(WHAT YOU SHOULD DO)
Copy all the entries word for word, but omit the pictures.

(RAW RECORDS)
──────────────────────────────
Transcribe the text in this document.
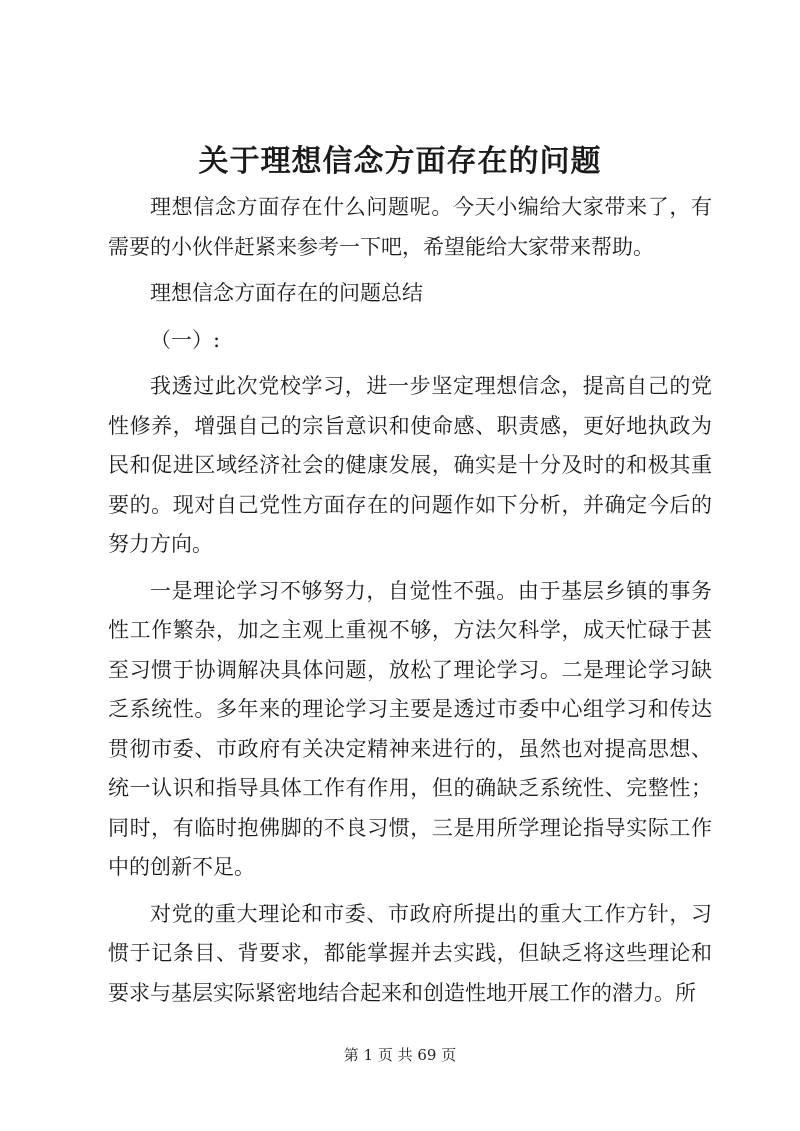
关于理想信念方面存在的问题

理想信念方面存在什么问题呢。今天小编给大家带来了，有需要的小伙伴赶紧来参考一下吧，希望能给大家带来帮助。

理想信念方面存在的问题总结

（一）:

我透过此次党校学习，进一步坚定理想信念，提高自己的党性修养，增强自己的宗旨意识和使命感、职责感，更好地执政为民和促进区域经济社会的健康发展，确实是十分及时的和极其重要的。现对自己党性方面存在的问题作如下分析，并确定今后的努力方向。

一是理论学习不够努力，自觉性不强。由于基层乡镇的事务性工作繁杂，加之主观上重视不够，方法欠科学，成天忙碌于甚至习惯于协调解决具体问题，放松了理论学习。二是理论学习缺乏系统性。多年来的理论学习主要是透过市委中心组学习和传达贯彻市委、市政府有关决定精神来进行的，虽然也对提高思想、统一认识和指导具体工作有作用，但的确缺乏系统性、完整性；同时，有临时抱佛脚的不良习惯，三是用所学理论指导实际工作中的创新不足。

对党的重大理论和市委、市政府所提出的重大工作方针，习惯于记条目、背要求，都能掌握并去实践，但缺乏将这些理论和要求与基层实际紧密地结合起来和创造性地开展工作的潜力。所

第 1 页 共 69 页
──────────────────────────────
(IN RESPONSE)
Transcribe the text in this document.
关于理想信念方面存在的问题

理想信念方面存在什么问题呢。今天小编给大家带来了，有需要的小伙伴赶紧来参考一下吧，希望能给大家带来帮助。

理想信念方面存在的问题总结

（一）:

我透过此次党校学习，进一步坚定理想信念，提高自己的党性修养，增强自己的宗旨意识和使命感、职责感，更好地执政为民和促进区域经济社会的健康发展，确实是十分及时的和极其重要的。现对自己党性方面存在的问题作如下分析，并确定今后的努力方向。

一是理论学习不够努力，自觉性不强。由于基层乡镇的事务性工作繁杂，加之主观上重视不够，方法欠科学，成天忙碌于甚至习惯于协调解决具体问题，放松了理论学习。二是理论学习缺乏系统性。多年来的理论学习主要是透过市委中心组学习和传达贯彻市委、市政府有关决定精神来进行的，虽然也对提高思想、统一认识和指导具体工作有作用，但的确缺乏系统性、完整性；同时，有临时抱佛脚的不良习惯，三是用所学理论指导实际工作中的创新不足。

对党的重大理论和市委、市政府所提出的重大工作方针，习惯于记条目、背要求，都能掌握并去实践，但缺乏将这些理论和要求与基层实际紧密地结合起来和创造性地开展工作的潜力。所

第 1 页 共 69 页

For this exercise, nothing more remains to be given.